◆ EXERCISE DETAILS ◆
Copy out the whole listing exactly as written, leaving the pictures behind.

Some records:
-*-

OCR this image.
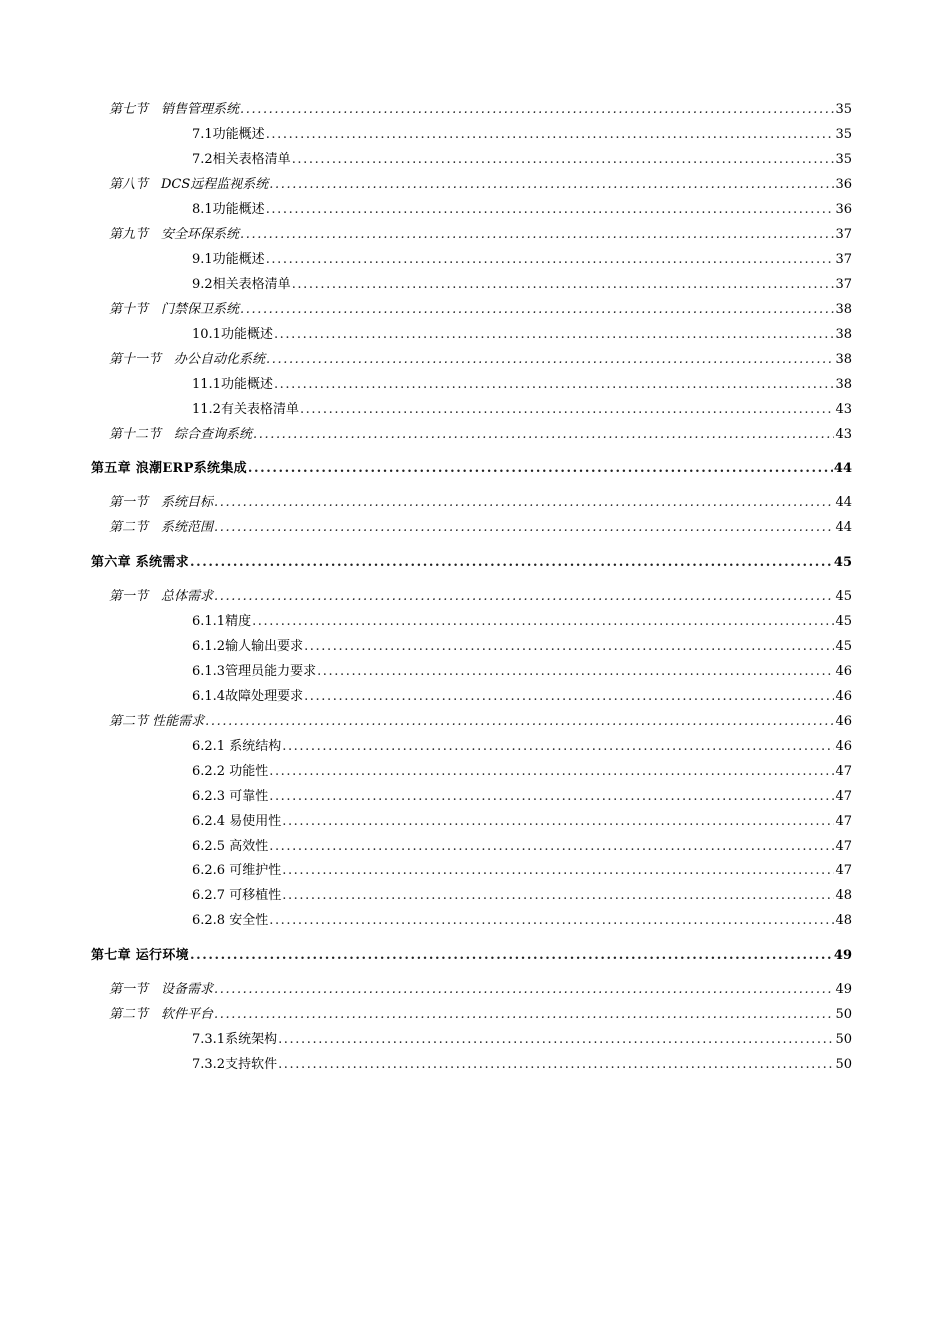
第七节　销售管理系统 .....	35
7.1功能概述 .....	35
7.2相关表格清单 .....	35
第八节　DCS远程监视系统 .....	36
8.1功能概述 .....	36
第九节　安全环保系统 .....	37
9.1功能概述 .....	37
9.2相关表格清单 .....	37
第十节　门禁保卫系统 .....	38
10.1功能概述 .....	38
第十一节　办公自动化系统 .....	38
11.1功能概述 .....	38
11.2有关表格清单 .....	43
第十二节　综合查询系统 .....	43
第五章 浪潮ERP系统集成 .....	44
第一节　系统目标 .....	44
第二节　系统范围 .....	44
第六章 系统需求 .....	45
第一节　总体需求 .....	45
6.1.1精度 .....	45
6.1.2输人输出要求 .....	45
6.1.3管理员能力要求 .....	46
6.1.4故障处理要求 .....	46
第二节 性能需求 .....	46
6.2.1 系统结构 .....	46
6.2.2 功能性 .....	47
6.2.3 可靠性 .....	47
6.2.4 易使用性 .....	47
6.2.5 高效性 .....	47
6.2.6 可维护性 .....	47
6.2.7 可移植性 .....	48
6.2.8 安全性 .....	48
第七章 运行环境 .....	49
第一节　设备需求 .....	49
第二节　软件平台 .....	50
7.3.1系统架构 .....	50
7.3.2支持软件 .....	50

-*-

◆ RESPONSE TO THIS TASK ◆
OCR this image.
第七节　销售管理系统 .....	35
7.1功能概述 .....	35
7.2相关表格清单 .....	35
第八节　DCS远程监视系统 .....	36
8.1功能概述 .....	36
第九节　安全环保系统 .....	37
9.1功能概述 .....	37
9.2相关表格清单 .....	37
第十节　门禁保卫系统 .....	38
10.1功能概述 .....	38
第十一节　办公自动化系统 .....	38
11.1功能概述 .....	38
11.2有关表格清单 .....	43
第十二节　综合查询系统 .....	43
第五章 浪潮ERP系统集成 .....	44
第一节　系统目标 .....	44
第二节　系统范围 .....	44
第六章 系统需求 .....	45
第一节　总体需求 .....	45
6.1.1精度 .....	45
6.1.2输人输出要求 .....	45
6.1.3管理员能力要求 .....	46
6.1.4故障处理要求 .....	46
第二节 性能需求 .....	46
6.2.1 系统结构 .....	46
6.2.2 功能性 .....	47
6.2.3 可靠性 .....	47
6.2.4 易使用性 .....	47
6.2.5 高效性 .....	47
6.2.6 可维护性 .....	47
6.2.7 可移植性 .....	48
6.2.8 安全性 .....	48
第七章 运行环境 .....	49
第一节　设备需求 .....	49
第二节　软件平台 .....	50
7.3.1系统架构 .....	50
7.3.2支持软件 .....	50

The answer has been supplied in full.